§ **Task**: Report how many lines of the records below include the word "icon". Give nothing but the number.

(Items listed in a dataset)
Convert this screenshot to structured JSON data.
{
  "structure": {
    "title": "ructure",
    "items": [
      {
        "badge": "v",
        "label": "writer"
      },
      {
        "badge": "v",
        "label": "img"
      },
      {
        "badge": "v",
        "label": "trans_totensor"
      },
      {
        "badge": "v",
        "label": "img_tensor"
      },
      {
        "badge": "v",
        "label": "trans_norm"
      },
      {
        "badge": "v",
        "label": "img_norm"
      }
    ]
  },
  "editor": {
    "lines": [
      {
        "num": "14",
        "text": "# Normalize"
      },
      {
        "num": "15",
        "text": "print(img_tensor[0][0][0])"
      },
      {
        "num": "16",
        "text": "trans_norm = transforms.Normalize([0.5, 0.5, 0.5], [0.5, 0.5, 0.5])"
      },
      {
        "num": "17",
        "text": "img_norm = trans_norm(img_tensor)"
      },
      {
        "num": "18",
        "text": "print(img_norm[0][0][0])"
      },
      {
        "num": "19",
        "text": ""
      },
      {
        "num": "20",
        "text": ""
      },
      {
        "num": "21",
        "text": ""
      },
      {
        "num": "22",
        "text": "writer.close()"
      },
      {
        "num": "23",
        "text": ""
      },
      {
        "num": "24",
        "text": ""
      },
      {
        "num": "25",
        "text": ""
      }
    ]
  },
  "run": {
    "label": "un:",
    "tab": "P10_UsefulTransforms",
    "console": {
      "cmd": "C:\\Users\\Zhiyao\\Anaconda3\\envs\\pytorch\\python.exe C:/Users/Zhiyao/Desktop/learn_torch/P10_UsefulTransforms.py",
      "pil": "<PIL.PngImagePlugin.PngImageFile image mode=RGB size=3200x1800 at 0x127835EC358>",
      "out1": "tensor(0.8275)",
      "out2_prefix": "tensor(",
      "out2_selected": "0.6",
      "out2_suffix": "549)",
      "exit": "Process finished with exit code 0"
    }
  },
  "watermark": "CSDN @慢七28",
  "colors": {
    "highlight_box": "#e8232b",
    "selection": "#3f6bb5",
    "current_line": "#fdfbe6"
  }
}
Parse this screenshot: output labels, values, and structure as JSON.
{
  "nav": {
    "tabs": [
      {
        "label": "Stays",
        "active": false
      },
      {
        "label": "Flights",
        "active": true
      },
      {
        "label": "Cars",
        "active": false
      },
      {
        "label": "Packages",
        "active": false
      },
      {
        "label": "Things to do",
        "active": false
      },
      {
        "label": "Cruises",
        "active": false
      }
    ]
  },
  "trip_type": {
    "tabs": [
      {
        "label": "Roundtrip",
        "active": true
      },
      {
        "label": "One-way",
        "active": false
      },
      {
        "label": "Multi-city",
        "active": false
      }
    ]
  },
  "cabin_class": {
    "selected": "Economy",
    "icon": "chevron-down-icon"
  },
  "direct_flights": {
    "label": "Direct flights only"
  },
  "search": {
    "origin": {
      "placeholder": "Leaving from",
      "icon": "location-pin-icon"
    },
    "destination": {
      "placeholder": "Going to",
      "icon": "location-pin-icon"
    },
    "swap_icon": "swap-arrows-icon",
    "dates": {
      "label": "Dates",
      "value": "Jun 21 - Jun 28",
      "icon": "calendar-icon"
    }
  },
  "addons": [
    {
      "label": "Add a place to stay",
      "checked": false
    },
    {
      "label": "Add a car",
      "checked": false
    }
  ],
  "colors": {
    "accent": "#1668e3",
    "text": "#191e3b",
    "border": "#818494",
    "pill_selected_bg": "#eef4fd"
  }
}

§ **Solution below**: 5